-------- Dataset extract
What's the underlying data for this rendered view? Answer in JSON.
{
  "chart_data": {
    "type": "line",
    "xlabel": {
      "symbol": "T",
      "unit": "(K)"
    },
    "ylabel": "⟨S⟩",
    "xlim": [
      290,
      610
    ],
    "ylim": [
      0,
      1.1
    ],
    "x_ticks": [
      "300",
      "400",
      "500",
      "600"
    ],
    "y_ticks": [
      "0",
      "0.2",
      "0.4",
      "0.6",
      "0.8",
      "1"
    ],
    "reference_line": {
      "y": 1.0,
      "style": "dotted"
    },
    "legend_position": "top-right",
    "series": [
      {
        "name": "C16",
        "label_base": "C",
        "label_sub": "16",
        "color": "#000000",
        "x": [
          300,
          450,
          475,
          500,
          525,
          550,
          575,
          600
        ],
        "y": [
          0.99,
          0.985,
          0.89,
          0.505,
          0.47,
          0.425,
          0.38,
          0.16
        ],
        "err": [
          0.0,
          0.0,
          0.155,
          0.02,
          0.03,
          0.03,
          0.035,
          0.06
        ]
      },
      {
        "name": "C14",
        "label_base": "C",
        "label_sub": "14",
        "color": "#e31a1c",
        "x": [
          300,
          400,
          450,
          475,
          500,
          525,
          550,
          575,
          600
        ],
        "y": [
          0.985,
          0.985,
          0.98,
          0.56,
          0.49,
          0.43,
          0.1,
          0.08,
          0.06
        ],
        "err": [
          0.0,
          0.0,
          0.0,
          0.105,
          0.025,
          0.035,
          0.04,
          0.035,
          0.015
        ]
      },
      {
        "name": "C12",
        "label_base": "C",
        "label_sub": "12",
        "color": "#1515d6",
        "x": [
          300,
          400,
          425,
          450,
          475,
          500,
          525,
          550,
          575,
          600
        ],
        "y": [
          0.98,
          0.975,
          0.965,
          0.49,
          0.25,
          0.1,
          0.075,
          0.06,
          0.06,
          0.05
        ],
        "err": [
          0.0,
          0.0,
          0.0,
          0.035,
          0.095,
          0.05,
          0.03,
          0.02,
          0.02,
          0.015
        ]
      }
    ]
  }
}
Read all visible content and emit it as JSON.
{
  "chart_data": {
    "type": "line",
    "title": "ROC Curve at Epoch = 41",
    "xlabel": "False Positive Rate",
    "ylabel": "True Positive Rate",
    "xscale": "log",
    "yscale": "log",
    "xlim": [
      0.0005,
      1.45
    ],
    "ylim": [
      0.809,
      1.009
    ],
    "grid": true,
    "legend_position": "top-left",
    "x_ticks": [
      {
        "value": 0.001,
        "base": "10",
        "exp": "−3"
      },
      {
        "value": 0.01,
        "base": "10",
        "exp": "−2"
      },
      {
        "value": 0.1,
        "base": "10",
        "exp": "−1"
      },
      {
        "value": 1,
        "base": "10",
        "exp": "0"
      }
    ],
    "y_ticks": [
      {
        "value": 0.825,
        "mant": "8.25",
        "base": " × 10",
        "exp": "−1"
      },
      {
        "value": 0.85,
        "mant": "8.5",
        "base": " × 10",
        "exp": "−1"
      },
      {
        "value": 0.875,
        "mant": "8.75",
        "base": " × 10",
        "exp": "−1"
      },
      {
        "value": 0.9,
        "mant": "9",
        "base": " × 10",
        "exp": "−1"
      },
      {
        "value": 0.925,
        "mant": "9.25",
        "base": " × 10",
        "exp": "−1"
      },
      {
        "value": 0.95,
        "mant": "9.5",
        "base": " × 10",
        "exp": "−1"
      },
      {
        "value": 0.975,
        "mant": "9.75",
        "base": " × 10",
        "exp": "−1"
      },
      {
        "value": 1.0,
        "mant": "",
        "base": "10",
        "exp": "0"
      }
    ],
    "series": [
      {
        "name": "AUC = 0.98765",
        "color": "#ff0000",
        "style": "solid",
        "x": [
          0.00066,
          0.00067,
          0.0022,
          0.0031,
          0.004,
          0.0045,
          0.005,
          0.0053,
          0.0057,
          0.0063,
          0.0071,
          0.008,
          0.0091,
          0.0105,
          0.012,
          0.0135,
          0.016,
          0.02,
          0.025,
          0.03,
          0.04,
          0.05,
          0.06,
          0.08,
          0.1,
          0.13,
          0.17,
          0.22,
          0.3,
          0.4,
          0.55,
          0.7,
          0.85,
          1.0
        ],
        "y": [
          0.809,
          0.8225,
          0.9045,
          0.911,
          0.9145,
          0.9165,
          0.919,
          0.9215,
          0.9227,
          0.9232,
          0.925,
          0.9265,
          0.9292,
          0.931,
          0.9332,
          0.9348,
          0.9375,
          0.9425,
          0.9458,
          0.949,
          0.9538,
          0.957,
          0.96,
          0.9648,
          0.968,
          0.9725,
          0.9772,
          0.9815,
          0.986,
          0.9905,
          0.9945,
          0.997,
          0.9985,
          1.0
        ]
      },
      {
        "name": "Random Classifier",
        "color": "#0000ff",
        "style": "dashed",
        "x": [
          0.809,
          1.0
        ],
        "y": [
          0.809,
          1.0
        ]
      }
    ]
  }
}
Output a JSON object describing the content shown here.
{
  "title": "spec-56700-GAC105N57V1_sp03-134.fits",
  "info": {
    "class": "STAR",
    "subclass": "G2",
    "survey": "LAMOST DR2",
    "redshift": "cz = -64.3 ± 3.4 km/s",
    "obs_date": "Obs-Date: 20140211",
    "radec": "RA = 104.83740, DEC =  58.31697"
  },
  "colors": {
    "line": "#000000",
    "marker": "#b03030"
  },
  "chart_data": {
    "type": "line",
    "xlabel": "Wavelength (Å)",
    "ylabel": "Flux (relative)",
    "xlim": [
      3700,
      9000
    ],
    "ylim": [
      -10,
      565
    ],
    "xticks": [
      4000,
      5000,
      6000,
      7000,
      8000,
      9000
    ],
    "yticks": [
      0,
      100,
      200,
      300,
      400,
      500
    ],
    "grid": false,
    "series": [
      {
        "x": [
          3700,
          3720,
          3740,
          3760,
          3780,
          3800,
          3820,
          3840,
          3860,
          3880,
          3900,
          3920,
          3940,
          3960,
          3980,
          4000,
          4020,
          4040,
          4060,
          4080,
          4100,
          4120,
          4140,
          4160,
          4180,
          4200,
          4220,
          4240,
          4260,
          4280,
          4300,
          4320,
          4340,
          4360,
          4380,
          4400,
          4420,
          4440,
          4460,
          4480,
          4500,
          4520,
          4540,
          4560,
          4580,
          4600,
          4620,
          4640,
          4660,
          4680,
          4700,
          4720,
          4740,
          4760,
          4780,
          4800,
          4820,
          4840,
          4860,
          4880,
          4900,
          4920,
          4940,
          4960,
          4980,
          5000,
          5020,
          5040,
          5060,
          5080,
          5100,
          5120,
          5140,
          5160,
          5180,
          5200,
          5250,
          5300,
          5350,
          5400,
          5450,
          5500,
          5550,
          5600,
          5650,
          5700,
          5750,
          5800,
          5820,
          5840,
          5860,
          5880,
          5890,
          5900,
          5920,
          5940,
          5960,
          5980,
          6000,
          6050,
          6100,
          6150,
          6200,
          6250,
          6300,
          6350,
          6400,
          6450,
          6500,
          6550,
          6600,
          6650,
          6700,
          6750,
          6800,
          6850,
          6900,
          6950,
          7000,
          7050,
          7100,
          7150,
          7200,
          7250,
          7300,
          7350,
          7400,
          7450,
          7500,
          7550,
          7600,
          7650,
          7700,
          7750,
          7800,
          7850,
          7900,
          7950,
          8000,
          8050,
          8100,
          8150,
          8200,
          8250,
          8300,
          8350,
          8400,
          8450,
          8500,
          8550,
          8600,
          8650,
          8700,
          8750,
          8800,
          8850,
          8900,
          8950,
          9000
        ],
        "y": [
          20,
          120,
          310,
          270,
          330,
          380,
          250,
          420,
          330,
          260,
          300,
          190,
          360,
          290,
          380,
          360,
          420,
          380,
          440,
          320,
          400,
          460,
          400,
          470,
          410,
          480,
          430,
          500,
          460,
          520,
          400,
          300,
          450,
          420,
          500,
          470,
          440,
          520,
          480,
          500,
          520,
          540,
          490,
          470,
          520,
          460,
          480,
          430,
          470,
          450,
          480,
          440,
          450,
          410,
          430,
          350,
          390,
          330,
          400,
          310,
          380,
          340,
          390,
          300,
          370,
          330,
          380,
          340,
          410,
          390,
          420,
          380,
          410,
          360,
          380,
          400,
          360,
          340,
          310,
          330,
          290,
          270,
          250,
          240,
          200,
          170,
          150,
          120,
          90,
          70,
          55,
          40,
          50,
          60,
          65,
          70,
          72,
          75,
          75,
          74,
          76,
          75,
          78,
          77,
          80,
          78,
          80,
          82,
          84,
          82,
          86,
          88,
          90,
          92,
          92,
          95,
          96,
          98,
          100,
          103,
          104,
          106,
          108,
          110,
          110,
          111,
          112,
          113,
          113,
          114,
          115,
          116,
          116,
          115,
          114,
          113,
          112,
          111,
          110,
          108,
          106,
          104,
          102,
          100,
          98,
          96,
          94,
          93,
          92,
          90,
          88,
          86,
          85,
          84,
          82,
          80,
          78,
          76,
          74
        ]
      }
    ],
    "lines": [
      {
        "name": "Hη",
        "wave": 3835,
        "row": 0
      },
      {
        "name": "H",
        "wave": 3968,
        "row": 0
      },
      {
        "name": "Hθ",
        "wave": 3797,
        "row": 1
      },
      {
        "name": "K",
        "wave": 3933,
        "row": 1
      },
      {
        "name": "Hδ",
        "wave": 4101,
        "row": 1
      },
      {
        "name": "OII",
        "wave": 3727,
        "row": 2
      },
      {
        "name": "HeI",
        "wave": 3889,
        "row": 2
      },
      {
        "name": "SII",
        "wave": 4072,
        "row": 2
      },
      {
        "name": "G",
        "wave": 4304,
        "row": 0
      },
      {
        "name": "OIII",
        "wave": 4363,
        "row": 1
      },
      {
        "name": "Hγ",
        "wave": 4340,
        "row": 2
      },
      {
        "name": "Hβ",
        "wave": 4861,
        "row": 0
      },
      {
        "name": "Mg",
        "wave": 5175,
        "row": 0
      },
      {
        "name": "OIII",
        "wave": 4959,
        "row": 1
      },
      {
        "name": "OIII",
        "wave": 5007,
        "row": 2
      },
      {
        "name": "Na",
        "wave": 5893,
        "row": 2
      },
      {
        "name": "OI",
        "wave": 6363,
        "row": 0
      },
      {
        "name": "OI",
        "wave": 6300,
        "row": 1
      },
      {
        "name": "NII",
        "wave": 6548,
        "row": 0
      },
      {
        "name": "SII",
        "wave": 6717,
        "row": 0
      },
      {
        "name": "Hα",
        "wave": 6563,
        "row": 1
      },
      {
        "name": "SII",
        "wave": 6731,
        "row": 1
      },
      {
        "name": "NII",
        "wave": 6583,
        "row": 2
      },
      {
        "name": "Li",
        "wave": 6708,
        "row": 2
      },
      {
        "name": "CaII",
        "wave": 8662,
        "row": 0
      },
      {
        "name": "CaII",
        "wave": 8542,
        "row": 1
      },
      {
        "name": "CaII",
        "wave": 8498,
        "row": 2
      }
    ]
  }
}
----------------
__Task statement__: Gather each line that holds "ylabel".

__Written answer__:
    "ylabel": "⟨S⟩",
    "ylabel": "True Positive Rate",
    "ylabel": "Flux (relative)",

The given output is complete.